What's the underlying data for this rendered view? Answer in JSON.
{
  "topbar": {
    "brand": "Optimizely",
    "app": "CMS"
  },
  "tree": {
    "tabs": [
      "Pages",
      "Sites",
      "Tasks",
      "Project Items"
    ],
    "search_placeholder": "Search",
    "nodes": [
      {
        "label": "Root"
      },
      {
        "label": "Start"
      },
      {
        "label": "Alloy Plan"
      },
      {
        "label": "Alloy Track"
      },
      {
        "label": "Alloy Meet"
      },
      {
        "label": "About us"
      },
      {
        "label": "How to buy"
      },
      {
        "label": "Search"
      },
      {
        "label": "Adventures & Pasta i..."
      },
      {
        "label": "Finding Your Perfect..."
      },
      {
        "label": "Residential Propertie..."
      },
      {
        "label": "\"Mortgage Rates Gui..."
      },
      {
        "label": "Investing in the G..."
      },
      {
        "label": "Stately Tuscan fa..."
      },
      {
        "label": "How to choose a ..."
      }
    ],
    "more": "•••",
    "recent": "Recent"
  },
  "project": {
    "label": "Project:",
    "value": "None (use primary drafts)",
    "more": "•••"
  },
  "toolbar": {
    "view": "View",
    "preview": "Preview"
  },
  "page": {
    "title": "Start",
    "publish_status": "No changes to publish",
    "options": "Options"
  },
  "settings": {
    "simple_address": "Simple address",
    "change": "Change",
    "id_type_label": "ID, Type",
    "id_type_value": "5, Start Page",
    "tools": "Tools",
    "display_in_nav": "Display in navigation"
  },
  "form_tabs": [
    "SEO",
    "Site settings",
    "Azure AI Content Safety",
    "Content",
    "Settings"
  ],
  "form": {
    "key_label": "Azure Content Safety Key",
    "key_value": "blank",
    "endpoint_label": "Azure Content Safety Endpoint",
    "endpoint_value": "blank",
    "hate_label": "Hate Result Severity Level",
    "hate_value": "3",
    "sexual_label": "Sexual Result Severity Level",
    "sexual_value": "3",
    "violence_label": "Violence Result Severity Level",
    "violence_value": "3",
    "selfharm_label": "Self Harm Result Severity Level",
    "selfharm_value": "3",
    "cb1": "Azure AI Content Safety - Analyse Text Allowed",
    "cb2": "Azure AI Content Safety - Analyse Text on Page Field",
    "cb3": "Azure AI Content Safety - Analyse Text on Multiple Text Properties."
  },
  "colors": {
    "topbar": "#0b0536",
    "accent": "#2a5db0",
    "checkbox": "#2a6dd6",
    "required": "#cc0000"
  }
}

◇ ◇ ◇ ◇

■ TASK DESCRIPTION ■
Reproduce the listing in full. Keep it exactly as written.

■ EXERCISE RESULT ■
What's the underlying data for this rendered view? Answer in JSON.
{
  "topbar": {
    "brand": "Optimizely",
    "app": "CMS"
  },
  "tree": {
    "tabs": [
      "Pages",
      "Sites",
      "Tasks",
      "Project Items"
    ],
    "search_placeholder": "Search",
    "nodes": [
      {
        "label": "Root"
      },
      {
        "label": "Start"
      },
      {
        "label": "Alloy Plan"
      },
      {
        "label": "Alloy Track"
      },
      {
        "label": "Alloy Meet"
      },
      {
        "label": "About us"
      },
      {
        "label": "How to buy"
      },
      {
        "label": "Search"
      },
      {
        "label": "Adventures & Pasta i..."
      },
      {
        "label": "Finding Your Perfect..."
      },
      {
        "label": "Residential Propertie..."
      },
      {
        "label": "\"Mortgage Rates Gui..."
      },
      {
        "label": "Investing in the G..."
      },
      {
        "label": "Stately Tuscan fa..."
      },
      {
        "label": "How to choose a ..."
      }
    ],
    "more": "•••",
    "recent": "Recent"
  },
  "project": {
    "label": "Project:",
    "value": "None (use primary drafts)",
    "more": "•••"
  },
  "toolbar": {
    "view": "View",
    "preview": "Preview"
  },
  "page": {
    "title": "Start",
    "publish_status": "No changes to publish",
    "options": "Options"
  },
  "settings": {
    "simple_address": "Simple address",
    "change": "Change",
    "id_type_label": "ID, Type",
    "id_type_value": "5, Start Page",
    "tools": "Tools",
    "display_in_nav": "Display in navigation"
  },
  "form_tabs": [
    "SEO",
    "Site settings",
    "Azure AI Content Safety",
    "Content",
    "Settings"
  ],
  "form": {
    "key_label": "Azure Content Safety Key",
    "key_value": "blank",
    "endpoint_label": "Azure Content Safety Endpoint",
    "endpoint_value": "blank",
    "hate_label": "Hate Result Severity Level",
    "hate_value": "3",
    "sexual_label": "Sexual Result Severity Level",
    "sexual_value": "3",
    "violence_label": "Violence Result Severity Level",
    "violence_value": "3",
    "selfharm_label": "Self Harm Result Severity Level",
    "selfharm_value": "3",
    "cb1": "Azure AI Content Safety - Analyse Text Allowed",
    "cb2": "Azure AI Content Safety - Analyse Text on Page Field",
    "cb3": "Azure AI Content Safety - Analyse Text on Multiple Text Properties."
  },
  "colors": {
    "topbar": "#0b0536",
    "accent": "#2a5db0",
    "checkbox": "#2a6dd6",
    "required": "#cc0000"
  }
}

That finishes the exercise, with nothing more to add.